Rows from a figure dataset
▬▬▬▬▬▬▬▬▬▬

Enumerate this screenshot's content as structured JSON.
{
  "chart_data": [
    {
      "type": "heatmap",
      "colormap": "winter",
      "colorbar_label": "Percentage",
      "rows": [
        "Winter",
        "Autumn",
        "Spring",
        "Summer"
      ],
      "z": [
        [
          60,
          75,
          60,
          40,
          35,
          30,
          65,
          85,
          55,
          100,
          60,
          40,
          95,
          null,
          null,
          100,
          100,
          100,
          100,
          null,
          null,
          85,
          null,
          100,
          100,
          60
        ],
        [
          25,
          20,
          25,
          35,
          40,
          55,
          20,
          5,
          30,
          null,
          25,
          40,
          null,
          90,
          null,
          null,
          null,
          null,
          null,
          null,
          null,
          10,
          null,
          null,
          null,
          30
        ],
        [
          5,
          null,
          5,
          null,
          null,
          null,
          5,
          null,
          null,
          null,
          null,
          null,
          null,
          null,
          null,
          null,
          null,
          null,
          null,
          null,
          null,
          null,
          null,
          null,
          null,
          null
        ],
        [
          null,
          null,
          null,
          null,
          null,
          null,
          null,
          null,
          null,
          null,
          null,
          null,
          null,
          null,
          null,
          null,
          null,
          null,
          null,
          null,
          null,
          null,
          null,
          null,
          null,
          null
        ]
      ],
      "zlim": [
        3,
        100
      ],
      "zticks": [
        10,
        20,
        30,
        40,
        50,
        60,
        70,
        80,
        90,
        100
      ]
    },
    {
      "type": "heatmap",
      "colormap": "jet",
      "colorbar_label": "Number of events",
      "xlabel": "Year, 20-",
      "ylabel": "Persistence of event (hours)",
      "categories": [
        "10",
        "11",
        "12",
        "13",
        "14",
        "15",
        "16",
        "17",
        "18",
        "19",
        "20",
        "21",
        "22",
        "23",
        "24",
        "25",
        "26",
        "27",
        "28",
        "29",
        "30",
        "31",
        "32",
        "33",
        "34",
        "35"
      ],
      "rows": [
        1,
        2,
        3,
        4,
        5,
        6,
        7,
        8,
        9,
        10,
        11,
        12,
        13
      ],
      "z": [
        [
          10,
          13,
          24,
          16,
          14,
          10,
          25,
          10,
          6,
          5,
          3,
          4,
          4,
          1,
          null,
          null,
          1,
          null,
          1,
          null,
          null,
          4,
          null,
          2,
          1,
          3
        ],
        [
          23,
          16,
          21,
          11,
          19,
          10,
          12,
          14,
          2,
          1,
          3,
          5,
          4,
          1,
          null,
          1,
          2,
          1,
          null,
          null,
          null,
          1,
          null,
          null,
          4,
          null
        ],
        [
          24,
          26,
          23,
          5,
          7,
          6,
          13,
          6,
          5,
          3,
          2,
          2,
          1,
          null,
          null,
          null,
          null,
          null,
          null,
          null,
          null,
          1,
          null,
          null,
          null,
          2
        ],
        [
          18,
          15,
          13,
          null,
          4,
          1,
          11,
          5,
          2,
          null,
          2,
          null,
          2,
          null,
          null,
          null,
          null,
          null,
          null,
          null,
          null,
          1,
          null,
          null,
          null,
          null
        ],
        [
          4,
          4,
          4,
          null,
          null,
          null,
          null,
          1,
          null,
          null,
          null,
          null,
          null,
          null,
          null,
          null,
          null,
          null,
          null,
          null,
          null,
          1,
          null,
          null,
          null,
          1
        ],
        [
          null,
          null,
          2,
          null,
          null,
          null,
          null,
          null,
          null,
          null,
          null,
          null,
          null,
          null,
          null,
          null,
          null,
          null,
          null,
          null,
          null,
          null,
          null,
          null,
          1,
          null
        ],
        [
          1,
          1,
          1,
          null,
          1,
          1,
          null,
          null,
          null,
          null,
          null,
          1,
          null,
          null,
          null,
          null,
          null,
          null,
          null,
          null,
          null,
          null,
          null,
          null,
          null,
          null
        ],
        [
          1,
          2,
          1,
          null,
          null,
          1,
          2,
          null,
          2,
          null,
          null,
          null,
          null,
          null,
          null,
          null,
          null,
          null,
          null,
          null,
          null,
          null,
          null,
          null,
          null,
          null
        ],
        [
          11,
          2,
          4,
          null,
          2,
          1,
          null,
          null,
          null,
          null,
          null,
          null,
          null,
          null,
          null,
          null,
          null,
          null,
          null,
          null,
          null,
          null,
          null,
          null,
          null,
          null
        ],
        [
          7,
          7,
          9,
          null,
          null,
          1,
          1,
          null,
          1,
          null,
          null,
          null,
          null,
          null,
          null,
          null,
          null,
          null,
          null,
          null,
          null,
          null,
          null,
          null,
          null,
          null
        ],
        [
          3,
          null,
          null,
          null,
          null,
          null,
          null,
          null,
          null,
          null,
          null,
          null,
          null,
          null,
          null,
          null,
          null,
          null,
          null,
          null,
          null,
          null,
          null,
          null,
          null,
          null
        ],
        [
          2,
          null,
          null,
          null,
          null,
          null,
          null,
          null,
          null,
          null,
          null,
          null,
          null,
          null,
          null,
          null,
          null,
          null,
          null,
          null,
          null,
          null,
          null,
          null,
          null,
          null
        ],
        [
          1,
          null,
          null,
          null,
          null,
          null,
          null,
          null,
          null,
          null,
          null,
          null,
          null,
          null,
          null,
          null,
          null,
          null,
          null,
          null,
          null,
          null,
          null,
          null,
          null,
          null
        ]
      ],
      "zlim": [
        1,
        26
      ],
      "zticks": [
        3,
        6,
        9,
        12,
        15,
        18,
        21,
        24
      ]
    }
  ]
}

▬▬▬▬▬▬▬▬▬▬

GOAL
Above are the records; copy all of them exactly.

COMPLETE OUTPUT
Enumerate this screenshot's content as structured JSON.
{
  "chart_data": [
    {
      "type": "heatmap",
      "colormap": "winter",
      "colorbar_label": "Percentage",
      "rows": [
        "Winter",
        "Autumn",
        "Spring",
        "Summer"
      ],
      "z": [
        [
          60,
          75,
          60,
          40,
          35,
          30,
          65,
          85,
          55,
          100,
          60,
          40,
          95,
          null,
          null,
          100,
          100,
          100,
          100,
          null,
          null,
          85,
          null,
          100,
          100,
          60
        ],
        [
          25,
          20,
          25,
          35,
          40,
          55,
          20,
          5,
          30,
          null,
          25,
          40,
          null,
          90,
          null,
          null,
          null,
          null,
          null,
          null,
          null,
          10,
          null,
          null,
          null,
          30
        ],
        [
          5,
          null,
          5,
          null,
          null,
          null,
          5,
          null,
          null,
          null,
          null,
          null,
          null,
          null,
          null,
          null,
          null,
          null,
          null,
          null,
          null,
          null,
          null,
          null,
          null,
          null
        ],
        [
          null,
          null,
          null,
          null,
          null,
          null,
          null,
          null,
          null,
          null,
          null,
          null,
          null,
          null,
          null,
          null,
          null,
          null,
          null,
          null,
          null,
          null,
          null,
          null,
          null,
          null
        ]
      ],
      "zlim": [
        3,
        100
      ],
      "zticks": [
        10,
        20,
        30,
        40,
        50,
        60,
        70,
        80,
        90,
        100
      ]
    },
    {
      "type": "heatmap",
      "colormap": "jet",
      "colorbar_label": "Number of events",
      "xlabel": "Year, 20-",
      "ylabel": "Persistence of event (hours)",
      "categories": [
        "10",
        "11",
        "12",
        "13",
        "14",
        "15",
        "16",
        "17",
        "18",
        "19",
        "20",
        "21",
        "22",
        "23",
        "24",
        "25",
        "26",
        "27",
        "28",
        "29",
        "30",
        "31",
        "32",
        "33",
        "34",
        "35"
      ],
      "rows": [
        1,
        2,
        3,
        4,
        5,
        6,
        7,
        8,
        9,
        10,
        11,
        12,
        13
      ],
      "z": [
        [
          10,
          13,
          24,
          16,
          14,
          10,
          25,
          10,
          6,
          5,
          3,
          4,
          4,
          1,
          null,
          null,
          1,
          null,
          1,
          null,
          null,
          4,
          null,
          2,
          1,
          3
        ],
        [
          23,
          16,
          21,
          11,
          19,
          10,
          12,
          14,
          2,
          1,
          3,
          5,
          4,
          1,
          null,
          1,
          2,
          1,
          null,
          null,
          null,
          1,
          null,
          null,
          4,
          null
        ],
        [
          24,
          26,
          23,
          5,
          7,
          6,
          13,
          6,
          5,
          3,
          2,
          2,
          1,
          null,
          null,
          null,
          null,
          null,
          null,
          null,
          null,
          1,
          null,
          null,
          null,
          2
        ],
        [
          18,
          15,
          13,
          null,
          4,
          1,
          11,
          5,
          2,
          null,
          2,
          null,
          2,
          null,
          null,
          null,
          null,
          null,
          null,
          null,
          null,
          1,
          null,
          null,
          null,
          null
        ],
        [
          4,
          4,
          4,
          null,
          null,
          null,
          null,
          1,
          null,
          null,
          null,
          null,
          null,
          null,
          null,
          null,
          null,
          null,
          null,
          null,
          null,
          1,
          null,
          null,
          null,
          1
        ],
        [
          null,
          null,
          2,
          null,
          null,
          null,
          null,
          null,
          null,
          null,
          null,
          null,
          null,
          null,
          null,
          null,
          null,
          null,
          null,
          null,
          null,
          null,
          null,
          null,
          1,
          null
        ],
        [
          1,
          1,
          1,
          null,
          1,
          1,
          null,
          null,
          null,
          null,
          null,
          1,
          null,
          null,
          null,
          null,
          null,
          null,
          null,
          null,
          null,
          null,
          null,
          null,
          null,
          null
        ],
        [
          1,
          2,
          1,
          null,
          null,
          1,
          2,
          null,
          2,
          null,
          null,
          null,
          null,
          null,
          null,
          null,
          null,
          null,
          null,
          null,
          null,
          null,
          null,
          null,
          null,
          null
        ],
        [
          11,
          2,
          4,
          null,
          2,
          1,
          null,
          null,
          null,
          null,
          null,
          null,
          null,
          null,
          null,
          null,
          null,
          null,
          null,
          null,
          null,
          null,
          null,
          null,
          null,
          null
        ],
        [
          7,
          7,
          9,
          null,
          null,
          1,
          1,
          null,
          1,
          null,
          null,
          null,
          null,
          null,
          null,
          null,
          null,
          null,
          null,
          null,
          null,
          null,
          null,
          null,
          null,
          null
        ],
        [
          3,
          null,
          null,
          null,
          null,
          null,
          null,
          null,
          null,
          null,
          null,
          null,
          null,
          null,
          null,
          null,
          null,
          null,
          null,
          null,
          null,
          null,
          null,
          null,
          null,
          null
        ],
        [
          2,
          null,
          null,
          null,
          null,
          null,
          null,
          null,
          null,
          null,
          null,
          null,
          null,
          null,
          null,
          null,
          null,
          null,
          null,
          null,
          null,
          null,
          null,
          null,
          null,
          null
        ],
        [
          1,
          null,
          null,
          null,
          null,
          null,
          null,
          null,
          null,
          null,
          null,
          null,
          null,
          null,
          null,
          null,
          null,
          null,
          null,
          null,
          null,
          null,
          null,
          null,
          null,
          null
        ]
      ],
      "zlim": [
        1,
        26
      ],
      "zticks": [
        3,
        6,
        9,
        12,
        15,
        18,
        21,
        24
      ]
    }
  ]
}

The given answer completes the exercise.